=== EXERCISE AIM ===
Only a number is wanted. Count the lines holding the string "description".

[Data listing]
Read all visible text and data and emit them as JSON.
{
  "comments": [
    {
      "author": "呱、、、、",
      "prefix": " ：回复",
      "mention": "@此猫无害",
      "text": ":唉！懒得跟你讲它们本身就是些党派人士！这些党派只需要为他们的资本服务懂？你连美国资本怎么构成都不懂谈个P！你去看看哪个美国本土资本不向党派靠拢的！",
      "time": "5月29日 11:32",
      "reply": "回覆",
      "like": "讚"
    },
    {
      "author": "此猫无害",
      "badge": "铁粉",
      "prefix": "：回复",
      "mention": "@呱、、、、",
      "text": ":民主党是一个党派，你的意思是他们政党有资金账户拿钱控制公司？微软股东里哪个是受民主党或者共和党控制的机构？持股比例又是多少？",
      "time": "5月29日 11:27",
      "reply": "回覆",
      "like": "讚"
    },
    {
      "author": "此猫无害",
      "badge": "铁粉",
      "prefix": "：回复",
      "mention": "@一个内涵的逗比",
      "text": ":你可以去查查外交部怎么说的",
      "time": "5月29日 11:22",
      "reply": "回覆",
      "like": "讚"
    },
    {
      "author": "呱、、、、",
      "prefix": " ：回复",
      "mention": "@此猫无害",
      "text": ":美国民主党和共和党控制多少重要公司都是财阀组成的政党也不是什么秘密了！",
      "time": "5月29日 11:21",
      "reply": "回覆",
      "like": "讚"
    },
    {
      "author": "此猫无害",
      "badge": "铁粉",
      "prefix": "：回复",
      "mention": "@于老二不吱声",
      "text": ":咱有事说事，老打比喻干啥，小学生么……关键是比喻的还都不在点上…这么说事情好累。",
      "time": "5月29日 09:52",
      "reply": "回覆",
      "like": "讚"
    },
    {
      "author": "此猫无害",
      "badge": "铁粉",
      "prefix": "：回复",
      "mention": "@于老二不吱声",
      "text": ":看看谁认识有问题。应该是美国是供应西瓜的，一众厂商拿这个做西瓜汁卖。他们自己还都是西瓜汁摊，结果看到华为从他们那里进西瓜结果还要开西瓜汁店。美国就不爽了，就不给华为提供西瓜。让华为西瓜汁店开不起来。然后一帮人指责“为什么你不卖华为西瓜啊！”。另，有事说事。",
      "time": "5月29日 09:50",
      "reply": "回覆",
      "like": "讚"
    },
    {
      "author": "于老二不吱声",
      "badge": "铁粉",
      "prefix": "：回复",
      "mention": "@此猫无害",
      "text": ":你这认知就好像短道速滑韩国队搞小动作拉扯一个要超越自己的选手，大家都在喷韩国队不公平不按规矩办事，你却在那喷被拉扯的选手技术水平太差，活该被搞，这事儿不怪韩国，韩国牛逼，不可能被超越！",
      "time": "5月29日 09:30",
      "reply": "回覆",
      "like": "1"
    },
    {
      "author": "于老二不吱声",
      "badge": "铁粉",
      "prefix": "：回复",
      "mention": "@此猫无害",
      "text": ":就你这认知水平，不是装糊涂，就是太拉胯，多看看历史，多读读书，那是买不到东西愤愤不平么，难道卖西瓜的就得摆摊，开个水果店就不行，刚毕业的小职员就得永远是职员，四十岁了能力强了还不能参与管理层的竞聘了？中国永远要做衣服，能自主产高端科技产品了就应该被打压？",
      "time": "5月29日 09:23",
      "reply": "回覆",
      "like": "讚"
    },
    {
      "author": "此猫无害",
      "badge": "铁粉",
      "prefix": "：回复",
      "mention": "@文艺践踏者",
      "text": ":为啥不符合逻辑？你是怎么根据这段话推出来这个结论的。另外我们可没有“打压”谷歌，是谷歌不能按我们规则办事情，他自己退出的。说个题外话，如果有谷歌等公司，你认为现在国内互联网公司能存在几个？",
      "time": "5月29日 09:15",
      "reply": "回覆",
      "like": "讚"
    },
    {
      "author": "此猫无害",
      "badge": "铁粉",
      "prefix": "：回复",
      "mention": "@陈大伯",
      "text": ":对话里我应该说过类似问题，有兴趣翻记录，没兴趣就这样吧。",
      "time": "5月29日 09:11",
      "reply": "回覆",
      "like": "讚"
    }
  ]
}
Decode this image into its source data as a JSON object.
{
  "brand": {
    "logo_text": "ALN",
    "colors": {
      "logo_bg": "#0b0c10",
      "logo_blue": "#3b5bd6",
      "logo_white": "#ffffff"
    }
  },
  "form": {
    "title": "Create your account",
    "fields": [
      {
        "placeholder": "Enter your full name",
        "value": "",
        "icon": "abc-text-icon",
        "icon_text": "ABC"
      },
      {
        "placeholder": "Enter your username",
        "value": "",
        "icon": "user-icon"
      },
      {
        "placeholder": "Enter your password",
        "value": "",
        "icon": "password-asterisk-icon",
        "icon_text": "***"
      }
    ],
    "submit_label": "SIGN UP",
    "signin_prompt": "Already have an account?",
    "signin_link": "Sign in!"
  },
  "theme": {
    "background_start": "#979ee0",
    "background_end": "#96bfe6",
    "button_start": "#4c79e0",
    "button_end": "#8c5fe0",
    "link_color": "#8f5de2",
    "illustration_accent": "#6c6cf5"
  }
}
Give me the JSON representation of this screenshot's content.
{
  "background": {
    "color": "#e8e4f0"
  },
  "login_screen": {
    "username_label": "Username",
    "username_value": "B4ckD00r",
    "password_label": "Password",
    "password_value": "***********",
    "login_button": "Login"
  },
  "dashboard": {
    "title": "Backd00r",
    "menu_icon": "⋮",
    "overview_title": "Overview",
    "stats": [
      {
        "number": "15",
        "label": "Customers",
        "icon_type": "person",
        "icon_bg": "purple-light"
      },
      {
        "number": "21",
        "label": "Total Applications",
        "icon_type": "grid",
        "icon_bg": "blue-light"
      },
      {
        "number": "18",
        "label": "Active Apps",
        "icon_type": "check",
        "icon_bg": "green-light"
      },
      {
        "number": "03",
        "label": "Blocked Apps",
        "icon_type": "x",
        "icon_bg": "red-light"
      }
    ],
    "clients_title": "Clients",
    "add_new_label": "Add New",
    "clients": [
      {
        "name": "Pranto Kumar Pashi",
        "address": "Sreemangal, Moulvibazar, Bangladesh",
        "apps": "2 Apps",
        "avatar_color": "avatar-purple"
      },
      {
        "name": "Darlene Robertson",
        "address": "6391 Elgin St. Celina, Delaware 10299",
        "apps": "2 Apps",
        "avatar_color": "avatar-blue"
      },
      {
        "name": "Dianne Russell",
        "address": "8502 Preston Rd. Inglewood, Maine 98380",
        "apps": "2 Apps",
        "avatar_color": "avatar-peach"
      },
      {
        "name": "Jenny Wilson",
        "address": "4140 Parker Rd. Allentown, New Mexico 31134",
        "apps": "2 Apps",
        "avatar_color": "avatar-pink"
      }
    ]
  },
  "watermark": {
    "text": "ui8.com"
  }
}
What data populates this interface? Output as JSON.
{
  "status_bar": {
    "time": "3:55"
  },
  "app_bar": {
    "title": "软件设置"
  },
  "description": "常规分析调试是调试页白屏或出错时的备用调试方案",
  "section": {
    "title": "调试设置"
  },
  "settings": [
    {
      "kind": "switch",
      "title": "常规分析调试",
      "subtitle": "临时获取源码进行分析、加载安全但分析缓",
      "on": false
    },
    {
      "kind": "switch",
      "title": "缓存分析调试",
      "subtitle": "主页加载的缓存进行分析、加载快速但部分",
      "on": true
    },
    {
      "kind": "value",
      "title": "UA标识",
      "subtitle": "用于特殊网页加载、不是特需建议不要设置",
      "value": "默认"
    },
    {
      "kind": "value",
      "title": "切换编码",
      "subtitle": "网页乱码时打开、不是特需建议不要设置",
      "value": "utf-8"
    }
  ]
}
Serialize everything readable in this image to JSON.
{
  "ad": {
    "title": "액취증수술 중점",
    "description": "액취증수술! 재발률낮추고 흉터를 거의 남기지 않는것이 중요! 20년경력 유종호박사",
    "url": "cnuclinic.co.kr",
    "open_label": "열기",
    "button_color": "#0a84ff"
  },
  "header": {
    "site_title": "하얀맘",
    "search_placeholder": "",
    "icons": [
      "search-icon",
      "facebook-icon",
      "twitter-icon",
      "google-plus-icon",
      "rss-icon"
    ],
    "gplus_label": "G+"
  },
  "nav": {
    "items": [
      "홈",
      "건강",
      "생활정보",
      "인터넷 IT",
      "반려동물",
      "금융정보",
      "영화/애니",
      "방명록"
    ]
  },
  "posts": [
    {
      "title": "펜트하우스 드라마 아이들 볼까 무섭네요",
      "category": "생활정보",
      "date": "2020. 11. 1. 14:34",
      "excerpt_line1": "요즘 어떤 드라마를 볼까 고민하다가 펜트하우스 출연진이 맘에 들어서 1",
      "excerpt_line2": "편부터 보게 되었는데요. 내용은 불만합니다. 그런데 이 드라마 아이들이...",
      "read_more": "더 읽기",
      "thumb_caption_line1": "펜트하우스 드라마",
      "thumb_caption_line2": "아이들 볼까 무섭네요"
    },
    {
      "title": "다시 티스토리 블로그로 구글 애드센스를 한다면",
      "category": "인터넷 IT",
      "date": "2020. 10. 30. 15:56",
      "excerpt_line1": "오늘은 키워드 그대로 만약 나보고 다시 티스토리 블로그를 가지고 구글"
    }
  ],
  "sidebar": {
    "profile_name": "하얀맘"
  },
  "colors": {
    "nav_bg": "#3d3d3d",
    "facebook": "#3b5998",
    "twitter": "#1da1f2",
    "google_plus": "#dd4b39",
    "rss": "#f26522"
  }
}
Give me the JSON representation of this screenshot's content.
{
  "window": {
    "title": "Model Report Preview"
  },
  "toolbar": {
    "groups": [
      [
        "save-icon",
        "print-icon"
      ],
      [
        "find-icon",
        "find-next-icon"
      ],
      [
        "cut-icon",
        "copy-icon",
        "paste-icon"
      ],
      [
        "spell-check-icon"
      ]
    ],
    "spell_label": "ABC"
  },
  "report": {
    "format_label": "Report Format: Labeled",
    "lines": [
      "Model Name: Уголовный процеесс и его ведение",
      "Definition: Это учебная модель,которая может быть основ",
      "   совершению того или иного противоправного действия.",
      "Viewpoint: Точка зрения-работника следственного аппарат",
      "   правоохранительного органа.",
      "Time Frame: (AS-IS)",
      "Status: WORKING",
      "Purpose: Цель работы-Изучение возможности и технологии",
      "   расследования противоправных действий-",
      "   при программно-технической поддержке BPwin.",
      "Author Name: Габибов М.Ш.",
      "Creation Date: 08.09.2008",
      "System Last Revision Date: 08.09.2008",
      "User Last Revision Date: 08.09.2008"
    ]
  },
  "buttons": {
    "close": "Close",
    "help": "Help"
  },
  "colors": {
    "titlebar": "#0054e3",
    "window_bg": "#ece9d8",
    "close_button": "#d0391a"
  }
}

=== WRITTEN REPLY ===
2